_Short problem_
The answer is one number: how many lines hold the string "Extract".

───── Records provided ─────

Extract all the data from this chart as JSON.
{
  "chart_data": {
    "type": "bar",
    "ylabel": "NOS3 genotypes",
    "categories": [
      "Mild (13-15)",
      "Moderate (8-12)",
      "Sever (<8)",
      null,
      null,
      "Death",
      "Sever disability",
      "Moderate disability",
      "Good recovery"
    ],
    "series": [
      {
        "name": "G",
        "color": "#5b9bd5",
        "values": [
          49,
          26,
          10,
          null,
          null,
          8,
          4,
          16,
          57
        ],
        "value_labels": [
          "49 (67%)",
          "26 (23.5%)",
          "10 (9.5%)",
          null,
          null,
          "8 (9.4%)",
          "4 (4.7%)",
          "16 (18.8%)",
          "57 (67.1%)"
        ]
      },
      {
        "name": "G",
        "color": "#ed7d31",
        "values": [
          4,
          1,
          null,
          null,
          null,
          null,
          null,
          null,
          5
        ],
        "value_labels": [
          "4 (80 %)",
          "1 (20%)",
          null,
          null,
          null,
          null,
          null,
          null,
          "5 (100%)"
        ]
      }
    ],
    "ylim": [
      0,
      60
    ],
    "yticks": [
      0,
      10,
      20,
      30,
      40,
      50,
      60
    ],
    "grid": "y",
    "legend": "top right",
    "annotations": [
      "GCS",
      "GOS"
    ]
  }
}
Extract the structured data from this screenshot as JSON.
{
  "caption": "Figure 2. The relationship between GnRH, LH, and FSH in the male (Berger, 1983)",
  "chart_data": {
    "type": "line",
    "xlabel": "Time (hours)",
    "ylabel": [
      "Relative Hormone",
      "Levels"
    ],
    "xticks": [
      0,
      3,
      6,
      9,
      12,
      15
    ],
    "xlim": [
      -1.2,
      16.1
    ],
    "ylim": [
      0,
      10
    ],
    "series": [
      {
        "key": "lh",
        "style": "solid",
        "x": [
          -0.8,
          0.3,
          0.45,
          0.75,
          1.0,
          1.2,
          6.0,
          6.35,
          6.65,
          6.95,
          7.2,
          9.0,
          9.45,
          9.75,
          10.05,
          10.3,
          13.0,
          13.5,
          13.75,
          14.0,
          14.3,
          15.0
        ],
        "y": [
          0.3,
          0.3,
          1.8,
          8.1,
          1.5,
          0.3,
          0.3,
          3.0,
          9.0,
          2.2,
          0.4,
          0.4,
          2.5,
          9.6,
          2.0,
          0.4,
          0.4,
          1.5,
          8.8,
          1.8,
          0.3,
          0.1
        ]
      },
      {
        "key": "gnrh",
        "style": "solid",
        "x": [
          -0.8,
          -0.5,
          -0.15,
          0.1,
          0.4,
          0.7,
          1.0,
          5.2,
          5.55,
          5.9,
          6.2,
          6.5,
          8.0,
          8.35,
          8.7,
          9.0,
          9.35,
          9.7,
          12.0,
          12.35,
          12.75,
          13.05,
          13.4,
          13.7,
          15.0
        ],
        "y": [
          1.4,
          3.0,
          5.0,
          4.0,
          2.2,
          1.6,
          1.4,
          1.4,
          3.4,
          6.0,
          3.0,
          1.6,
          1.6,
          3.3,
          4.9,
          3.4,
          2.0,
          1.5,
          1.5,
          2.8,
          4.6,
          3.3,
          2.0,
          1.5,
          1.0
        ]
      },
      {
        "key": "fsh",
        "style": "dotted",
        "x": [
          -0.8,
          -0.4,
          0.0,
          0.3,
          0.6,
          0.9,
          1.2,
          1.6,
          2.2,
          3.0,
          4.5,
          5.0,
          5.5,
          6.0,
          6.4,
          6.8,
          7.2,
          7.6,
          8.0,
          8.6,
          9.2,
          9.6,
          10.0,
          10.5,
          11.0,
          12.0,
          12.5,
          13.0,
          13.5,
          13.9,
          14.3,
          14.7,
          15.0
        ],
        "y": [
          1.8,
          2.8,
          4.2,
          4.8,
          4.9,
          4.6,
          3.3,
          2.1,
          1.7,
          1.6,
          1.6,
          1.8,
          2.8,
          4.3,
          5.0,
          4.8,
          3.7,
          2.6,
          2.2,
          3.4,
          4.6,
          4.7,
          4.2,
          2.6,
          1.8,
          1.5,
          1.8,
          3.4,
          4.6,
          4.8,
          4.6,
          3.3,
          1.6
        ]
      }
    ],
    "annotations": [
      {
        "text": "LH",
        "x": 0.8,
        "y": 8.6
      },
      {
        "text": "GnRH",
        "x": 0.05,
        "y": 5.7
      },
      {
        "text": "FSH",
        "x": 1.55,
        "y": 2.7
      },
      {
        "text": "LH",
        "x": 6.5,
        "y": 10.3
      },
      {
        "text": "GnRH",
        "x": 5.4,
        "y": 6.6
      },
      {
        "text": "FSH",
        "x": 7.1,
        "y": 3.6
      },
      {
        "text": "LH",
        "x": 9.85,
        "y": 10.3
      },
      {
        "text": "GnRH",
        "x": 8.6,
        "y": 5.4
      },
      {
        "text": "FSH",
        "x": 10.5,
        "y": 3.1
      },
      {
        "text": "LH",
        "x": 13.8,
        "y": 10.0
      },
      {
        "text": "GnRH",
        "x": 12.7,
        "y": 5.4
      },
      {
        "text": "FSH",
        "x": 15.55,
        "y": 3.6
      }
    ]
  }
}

─────

_Worked answer_
2